### Goal of the exercise:
Exclude the pictures, then copy all remaining records exactly.

___

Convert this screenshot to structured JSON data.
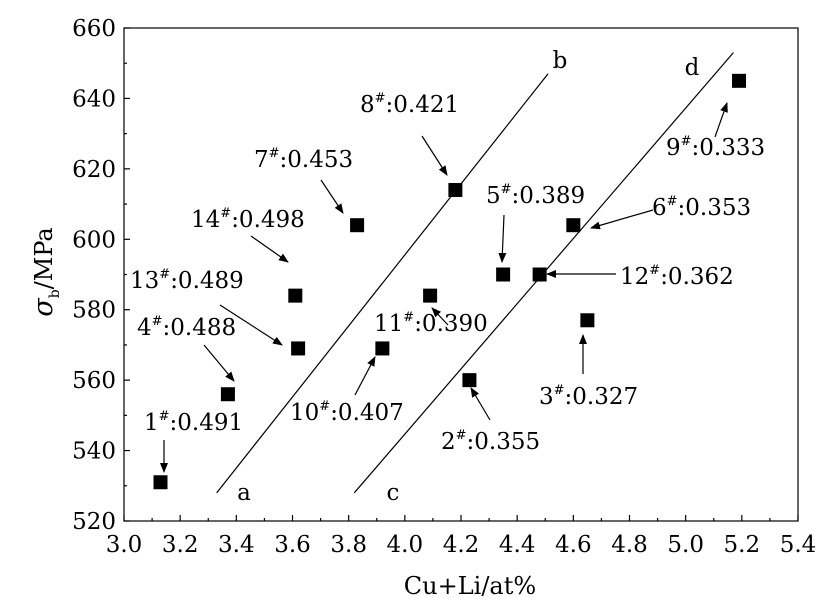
{
  "chart_data": {
    "type": "scatter",
    "xlabel": "Cu+Li/at%",
    "ylabel": {
      "symbol": "σ",
      "subscript": "b",
      "rest": "/MPa"
    },
    "xlim": [
      3.0,
      5.4
    ],
    "ylim": [
      520,
      660
    ],
    "xticks": [
      "3.0",
      "3.2",
      "3.4",
      "3.6",
      "3.8",
      "4.0",
      "4.2",
      "4.4",
      "4.6",
      "4.8",
      "5.0",
      "5.2",
      "5.4"
    ],
    "yticks": [
      "520",
      "540",
      "560",
      "580",
      "600",
      "620",
      "640",
      "660"
    ],
    "grid": false,
    "points": [
      {
        "id": "1",
        "x": 3.13,
        "y": 531,
        "value": "0.491"
      },
      {
        "id": "4",
        "x": 3.37,
        "y": 556,
        "value": "0.488"
      },
      {
        "id": "13",
        "x": 3.62,
        "y": 569,
        "value": "0.489"
      },
      {
        "id": "14",
        "x": 3.61,
        "y": 584,
        "value": "0.498"
      },
      {
        "id": "7",
        "x": 3.83,
        "y": 604,
        "value": "0.453"
      },
      {
        "id": "10",
        "x": 3.92,
        "y": 569,
        "value": "0.407"
      },
      {
        "id": "11",
        "x": 4.09,
        "y": 584,
        "value": "0.390"
      },
      {
        "id": "8",
        "x": 4.18,
        "y": 614,
        "value": "0.421"
      },
      {
        "id": "2",
        "x": 4.23,
        "y": 560,
        "value": "0.355"
      },
      {
        "id": "5",
        "x": 4.35,
        "y": 590,
        "value": "0.389"
      },
      {
        "id": "12",
        "x": 4.48,
        "y": 590,
        "value": "0.362"
      },
      {
        "id": "6",
        "x": 4.6,
        "y": 604,
        "value": "0.353"
      },
      {
        "id": "3",
        "x": 4.65,
        "y": 577,
        "value": "0.327"
      },
      {
        "id": "9",
        "x": 5.19,
        "y": 645,
        "value": "0.333"
      }
    ],
    "lines": [
      {
        "start": "a",
        "end": "b",
        "x1": 3.33,
        "y1": 528,
        "x2": 4.51,
        "y2": 647
      },
      {
        "start": "c",
        "end": "d",
        "x1": 3.82,
        "y1": 528,
        "x2": 5.17,
        "y2": 653
      }
    ]
  }
}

___

### Response to the task:
Convert this screenshot to structured JSON data.
{
  "chart_data": {
    "type": "scatter",
    "xlabel": "Cu+Li/at%",
    "ylabel": {
      "symbol": "σ",
      "subscript": "b",
      "rest": "/MPa"
    },
    "xlim": [
      3.0,
      5.4
    ],
    "ylim": [
      520,
      660
    ],
    "xticks": [
      "3.0",
      "3.2",
      "3.4",
      "3.6",
      "3.8",
      "4.0",
      "4.2",
      "4.4",
      "4.6",
      "4.8",
      "5.0",
      "5.2",
      "5.4"
    ],
    "yticks": [
      "520",
      "540",
      "560",
      "580",
      "600",
      "620",
      "640",
      "660"
    ],
    "grid": false,
    "points": [
      {
        "id": "1",
        "x": 3.13,
        "y": 531,
        "value": "0.491"
      },
      {
        "id": "4",
        "x": 3.37,
        "y": 556,
        "value": "0.488"
      },
      {
        "id": "13",
        "x": 3.62,
        "y": 569,
        "value": "0.489"
      },
      {
        "id": "14",
        "x": 3.61,
        "y": 584,
        "value": "0.498"
      },
      {
        "id": "7",
        "x": 3.83,
        "y": 604,
        "value": "0.453"
      },
      {
        "id": "10",
        "x": 3.92,
        "y": 569,
        "value": "0.407"
      },
      {
        "id": "11",
        "x": 4.09,
        "y": 584,
        "value": "0.390"
      },
      {
        "id": "8",
        "x": 4.18,
        "y": 614,
        "value": "0.421"
      },
      {
        "id": "2",
        "x": 4.23,
        "y": 560,
        "value": "0.355"
      },
      {
        "id": "5",
        "x": 4.35,
        "y": 590,
        "value": "0.389"
      },
      {
        "id": "12",
        "x": 4.48,
        "y": 590,
        "value": "0.362"
      },
      {
        "id": "6",
        "x": 4.6,
        "y": 604,
        "value": "0.353"
      },
      {
        "id": "3",
        "x": 4.65,
        "y": 577,
        "value": "0.327"
      },
      {
        "id": "9",
        "x": 5.19,
        "y": 645,
        "value": "0.333"
      }
    ],
    "lines": [
      {
        "start": "a",
        "end": "b",
        "x1": 3.33,
        "y1": 528,
        "x2": 4.51,
        "y2": 647
      },
      {
        "start": "c",
        "end": "d",
        "x1": 3.82,
        "y1": 528,
        "x2": 5.17,
        "y2": 653
      }
    ]
  }
}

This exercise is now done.